TASK OBJECTIVE:
Give the lines of the listing from the line with "Patent image size: (1020, 503)." through the end of the listing as a JSON list of strings, one string per line, and leave out blank lines.

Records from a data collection
[START]
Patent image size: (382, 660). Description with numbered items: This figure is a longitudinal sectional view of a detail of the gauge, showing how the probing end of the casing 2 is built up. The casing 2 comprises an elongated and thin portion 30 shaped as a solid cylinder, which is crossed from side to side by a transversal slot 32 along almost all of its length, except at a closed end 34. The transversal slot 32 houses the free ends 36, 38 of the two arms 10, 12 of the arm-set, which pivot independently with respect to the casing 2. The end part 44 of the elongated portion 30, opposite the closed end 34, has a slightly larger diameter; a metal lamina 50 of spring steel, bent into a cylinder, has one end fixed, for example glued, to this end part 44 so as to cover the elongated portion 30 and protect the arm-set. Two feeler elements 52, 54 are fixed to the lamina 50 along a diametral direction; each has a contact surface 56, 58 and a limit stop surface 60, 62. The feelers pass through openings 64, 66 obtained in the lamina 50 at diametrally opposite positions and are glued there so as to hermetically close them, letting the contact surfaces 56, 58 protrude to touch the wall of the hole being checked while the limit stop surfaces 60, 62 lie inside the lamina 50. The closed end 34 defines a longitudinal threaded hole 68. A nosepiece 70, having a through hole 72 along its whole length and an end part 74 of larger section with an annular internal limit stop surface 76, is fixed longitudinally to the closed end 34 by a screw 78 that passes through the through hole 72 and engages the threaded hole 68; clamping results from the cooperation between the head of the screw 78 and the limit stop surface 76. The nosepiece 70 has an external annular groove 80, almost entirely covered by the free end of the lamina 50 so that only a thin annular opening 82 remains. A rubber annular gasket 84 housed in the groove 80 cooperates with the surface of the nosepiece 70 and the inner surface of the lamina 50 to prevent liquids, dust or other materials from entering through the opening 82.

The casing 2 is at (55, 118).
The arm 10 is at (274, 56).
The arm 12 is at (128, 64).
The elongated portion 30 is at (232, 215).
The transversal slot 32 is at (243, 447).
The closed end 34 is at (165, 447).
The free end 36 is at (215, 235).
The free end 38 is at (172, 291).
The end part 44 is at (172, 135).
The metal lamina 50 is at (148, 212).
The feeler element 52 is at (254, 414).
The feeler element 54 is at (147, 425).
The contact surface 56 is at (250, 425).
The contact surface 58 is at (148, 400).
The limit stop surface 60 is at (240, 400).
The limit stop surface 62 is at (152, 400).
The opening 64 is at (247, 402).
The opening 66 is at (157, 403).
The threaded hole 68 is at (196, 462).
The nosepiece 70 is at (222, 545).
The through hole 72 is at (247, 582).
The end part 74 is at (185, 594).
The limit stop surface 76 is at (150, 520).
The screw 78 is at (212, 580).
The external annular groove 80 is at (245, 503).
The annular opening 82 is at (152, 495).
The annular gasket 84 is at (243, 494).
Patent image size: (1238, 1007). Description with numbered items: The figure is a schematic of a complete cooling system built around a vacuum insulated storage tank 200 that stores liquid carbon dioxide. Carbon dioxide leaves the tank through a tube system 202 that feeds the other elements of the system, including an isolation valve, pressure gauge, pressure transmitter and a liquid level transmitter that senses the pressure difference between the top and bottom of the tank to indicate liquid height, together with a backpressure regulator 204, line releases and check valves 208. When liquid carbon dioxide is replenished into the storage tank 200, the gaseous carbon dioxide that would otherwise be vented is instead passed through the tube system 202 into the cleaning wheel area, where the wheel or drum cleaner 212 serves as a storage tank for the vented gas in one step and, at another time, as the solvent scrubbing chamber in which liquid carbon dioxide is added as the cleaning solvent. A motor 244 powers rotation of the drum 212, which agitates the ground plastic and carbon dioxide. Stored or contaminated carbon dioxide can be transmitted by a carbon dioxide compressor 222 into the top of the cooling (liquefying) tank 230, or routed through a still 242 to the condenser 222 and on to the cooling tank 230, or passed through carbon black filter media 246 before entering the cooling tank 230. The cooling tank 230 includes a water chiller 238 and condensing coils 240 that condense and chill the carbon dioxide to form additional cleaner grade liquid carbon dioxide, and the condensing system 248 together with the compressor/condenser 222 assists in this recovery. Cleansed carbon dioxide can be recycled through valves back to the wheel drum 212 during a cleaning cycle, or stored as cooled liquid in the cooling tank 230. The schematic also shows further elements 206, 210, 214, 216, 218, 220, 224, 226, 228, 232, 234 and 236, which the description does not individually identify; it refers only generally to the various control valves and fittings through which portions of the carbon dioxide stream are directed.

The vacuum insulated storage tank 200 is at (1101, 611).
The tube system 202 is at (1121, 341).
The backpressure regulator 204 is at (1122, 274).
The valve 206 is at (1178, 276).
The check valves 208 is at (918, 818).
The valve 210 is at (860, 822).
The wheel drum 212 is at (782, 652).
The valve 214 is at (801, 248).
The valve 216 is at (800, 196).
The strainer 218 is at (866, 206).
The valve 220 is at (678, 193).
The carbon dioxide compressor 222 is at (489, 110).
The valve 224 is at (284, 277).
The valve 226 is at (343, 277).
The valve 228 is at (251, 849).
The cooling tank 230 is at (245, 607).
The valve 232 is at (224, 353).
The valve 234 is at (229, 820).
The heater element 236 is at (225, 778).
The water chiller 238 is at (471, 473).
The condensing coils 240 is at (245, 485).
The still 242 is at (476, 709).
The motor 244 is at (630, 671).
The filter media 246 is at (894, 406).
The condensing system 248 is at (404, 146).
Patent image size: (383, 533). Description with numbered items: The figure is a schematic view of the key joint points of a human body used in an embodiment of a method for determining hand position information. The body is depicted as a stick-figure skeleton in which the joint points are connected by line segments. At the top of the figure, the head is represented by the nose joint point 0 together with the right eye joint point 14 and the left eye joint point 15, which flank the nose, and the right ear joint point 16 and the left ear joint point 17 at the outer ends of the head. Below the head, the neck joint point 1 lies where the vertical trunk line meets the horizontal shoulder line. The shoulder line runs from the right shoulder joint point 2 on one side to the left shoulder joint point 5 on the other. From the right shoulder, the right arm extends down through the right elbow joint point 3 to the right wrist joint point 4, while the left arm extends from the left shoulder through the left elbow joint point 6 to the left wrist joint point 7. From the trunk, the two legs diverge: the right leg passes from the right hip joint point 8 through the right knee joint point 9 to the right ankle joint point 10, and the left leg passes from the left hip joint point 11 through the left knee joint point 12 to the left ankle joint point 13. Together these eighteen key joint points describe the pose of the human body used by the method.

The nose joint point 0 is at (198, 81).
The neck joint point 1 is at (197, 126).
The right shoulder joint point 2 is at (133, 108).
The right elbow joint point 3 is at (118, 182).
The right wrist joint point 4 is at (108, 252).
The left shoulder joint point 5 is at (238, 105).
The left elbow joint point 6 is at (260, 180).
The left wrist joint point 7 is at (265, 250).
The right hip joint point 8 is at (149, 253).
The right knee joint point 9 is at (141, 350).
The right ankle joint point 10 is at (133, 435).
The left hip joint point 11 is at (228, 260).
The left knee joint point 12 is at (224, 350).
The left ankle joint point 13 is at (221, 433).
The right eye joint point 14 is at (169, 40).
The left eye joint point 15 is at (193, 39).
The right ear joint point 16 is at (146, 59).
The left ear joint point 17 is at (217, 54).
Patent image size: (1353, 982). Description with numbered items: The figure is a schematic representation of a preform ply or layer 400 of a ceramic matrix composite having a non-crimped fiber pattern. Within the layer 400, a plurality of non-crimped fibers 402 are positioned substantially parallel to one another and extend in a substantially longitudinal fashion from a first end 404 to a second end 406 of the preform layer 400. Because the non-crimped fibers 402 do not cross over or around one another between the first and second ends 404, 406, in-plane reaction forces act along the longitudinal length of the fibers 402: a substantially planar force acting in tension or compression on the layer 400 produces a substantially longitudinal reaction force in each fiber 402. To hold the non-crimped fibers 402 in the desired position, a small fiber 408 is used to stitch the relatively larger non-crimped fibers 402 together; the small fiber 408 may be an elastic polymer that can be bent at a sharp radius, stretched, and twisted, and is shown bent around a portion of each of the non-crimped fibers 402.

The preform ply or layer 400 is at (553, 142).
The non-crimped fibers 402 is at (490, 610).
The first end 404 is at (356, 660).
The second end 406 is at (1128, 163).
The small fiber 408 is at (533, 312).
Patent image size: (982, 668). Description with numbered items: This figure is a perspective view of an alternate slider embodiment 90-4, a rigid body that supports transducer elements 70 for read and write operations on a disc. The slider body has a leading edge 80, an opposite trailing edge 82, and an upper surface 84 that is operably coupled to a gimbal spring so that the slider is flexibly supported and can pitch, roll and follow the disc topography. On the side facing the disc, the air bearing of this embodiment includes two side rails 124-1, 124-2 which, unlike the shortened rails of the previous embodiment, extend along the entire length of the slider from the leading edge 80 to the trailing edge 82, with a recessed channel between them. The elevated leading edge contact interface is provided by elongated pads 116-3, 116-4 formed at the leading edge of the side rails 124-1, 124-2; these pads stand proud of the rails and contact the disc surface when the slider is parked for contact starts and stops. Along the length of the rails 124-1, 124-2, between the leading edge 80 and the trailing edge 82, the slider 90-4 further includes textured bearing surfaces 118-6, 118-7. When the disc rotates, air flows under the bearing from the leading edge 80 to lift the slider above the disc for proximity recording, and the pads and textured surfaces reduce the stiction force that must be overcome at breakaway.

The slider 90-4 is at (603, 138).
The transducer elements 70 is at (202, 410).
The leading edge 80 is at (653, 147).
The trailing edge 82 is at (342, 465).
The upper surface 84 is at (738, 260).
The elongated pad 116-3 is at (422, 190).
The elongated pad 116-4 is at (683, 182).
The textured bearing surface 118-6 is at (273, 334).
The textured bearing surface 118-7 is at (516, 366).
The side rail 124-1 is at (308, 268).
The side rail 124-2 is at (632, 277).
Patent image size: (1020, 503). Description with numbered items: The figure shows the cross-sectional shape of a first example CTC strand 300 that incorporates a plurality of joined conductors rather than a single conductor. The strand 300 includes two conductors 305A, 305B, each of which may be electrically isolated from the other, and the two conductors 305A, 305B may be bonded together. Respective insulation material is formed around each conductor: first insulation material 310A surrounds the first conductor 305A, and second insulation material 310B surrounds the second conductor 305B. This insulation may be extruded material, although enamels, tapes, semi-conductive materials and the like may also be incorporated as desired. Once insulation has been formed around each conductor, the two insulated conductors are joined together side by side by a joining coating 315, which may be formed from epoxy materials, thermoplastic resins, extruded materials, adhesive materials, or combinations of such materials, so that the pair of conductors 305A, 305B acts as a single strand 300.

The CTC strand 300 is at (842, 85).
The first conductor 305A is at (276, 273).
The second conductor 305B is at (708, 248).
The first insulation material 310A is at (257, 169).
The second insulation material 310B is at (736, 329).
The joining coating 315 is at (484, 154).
[END]
WRITTEN SOLUTION:
[
  "Patent image size: (1020, 503). Description with numbered items: The figure shows the cross-sectional shape of a first example CTC strand 300 that incorporates a plurality of joined conductors rather than a single conductor. The strand 300 includes two conductors 305A, 305B, each of which may be electrically isolated from the other, and the two conductors 305A, 305B may be bonded together. Respective insulation material is formed around each conductor: first insulation material 310A surrounds the first conductor 305A, and second insulation material 310B surrounds the second conductor 305B. This insulation may be extruded material, although enamels, tapes, semi-conductive materials and the like may also be incorporated as desired. Once insulation has been formed around each conductor, the two insulated conductors are joined together side by side by a joining coating 315, which may be formed from epoxy materials, thermoplastic resins, extruded materials, adhesive materials, or combinations of such materials, so that the pair of conductors 305A, 305B acts as a single strand 300.",
  "The CTC strand 300 is at (842, 85).",
  "The first conductor 305A is at (276, 273).",
  "The second conductor 305B is at (708, 248).",
  "The first insulation material 310A is at (257, 169).",
  "The second insulation material 310B is at (736, 329).",
  "The joining coating 315 is at (484, 154)."
]